### [THE PROBLEM]
Scan the data below for the string "UNUSED". Copy every line where it appears.

### [RECORDS TO USE]

%%

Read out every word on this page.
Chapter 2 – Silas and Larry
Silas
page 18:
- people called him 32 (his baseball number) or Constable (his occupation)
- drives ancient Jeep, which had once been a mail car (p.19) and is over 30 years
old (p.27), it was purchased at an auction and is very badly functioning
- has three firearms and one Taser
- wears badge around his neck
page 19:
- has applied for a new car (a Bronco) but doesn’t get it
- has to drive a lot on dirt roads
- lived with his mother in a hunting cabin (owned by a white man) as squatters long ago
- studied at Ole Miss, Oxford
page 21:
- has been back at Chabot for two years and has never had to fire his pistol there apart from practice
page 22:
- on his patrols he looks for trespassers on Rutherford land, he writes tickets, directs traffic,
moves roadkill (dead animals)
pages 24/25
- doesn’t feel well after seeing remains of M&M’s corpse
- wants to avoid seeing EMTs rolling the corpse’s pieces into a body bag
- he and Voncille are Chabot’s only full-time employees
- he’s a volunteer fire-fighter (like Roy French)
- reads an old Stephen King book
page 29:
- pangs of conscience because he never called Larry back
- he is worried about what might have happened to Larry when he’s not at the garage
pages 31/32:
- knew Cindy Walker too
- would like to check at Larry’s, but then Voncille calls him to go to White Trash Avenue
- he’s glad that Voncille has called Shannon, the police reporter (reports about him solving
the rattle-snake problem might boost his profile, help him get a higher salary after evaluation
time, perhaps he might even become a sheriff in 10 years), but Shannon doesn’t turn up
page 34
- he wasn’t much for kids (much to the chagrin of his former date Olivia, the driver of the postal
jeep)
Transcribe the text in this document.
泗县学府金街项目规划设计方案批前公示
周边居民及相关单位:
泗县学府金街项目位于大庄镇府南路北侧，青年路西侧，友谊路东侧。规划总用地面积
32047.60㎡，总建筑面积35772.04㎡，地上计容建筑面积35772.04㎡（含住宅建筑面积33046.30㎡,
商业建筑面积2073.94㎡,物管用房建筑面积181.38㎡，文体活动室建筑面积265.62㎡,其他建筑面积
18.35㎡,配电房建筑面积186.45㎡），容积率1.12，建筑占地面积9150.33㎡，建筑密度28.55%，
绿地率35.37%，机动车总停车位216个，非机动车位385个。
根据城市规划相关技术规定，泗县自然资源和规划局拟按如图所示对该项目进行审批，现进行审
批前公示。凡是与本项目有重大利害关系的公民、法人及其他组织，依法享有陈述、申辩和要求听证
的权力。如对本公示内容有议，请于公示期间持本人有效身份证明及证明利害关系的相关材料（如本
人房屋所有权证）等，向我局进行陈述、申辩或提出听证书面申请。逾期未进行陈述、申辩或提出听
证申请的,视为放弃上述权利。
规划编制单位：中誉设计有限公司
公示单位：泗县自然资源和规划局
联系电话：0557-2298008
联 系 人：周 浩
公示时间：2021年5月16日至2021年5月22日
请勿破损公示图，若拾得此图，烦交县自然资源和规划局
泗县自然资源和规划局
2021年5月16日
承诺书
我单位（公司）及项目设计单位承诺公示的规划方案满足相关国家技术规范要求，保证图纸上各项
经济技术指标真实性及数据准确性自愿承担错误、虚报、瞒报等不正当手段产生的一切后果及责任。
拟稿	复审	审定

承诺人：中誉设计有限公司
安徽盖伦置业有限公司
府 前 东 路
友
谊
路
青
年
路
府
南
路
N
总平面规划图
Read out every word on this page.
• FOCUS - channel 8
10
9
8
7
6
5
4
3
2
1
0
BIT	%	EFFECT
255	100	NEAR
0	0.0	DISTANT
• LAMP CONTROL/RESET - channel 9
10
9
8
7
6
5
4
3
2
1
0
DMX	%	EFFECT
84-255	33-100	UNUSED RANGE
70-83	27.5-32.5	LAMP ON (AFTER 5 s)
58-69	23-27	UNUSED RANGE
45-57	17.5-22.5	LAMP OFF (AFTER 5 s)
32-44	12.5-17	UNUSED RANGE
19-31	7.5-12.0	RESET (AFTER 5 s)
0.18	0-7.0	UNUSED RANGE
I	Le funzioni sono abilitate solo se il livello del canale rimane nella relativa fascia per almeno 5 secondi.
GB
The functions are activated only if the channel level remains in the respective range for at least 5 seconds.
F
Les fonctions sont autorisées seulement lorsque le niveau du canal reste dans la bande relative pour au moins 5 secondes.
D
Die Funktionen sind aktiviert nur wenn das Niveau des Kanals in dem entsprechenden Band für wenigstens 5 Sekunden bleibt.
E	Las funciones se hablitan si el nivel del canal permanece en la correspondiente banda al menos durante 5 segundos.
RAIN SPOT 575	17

%%

### [EXERCISE SOLUTION]
84-255	33-100	UNUSED RANGE
58-69	23-27	UNUSED RANGE
32-44	12.5-17	UNUSED RANGE
0.18	0-7.0	UNUSED RANGE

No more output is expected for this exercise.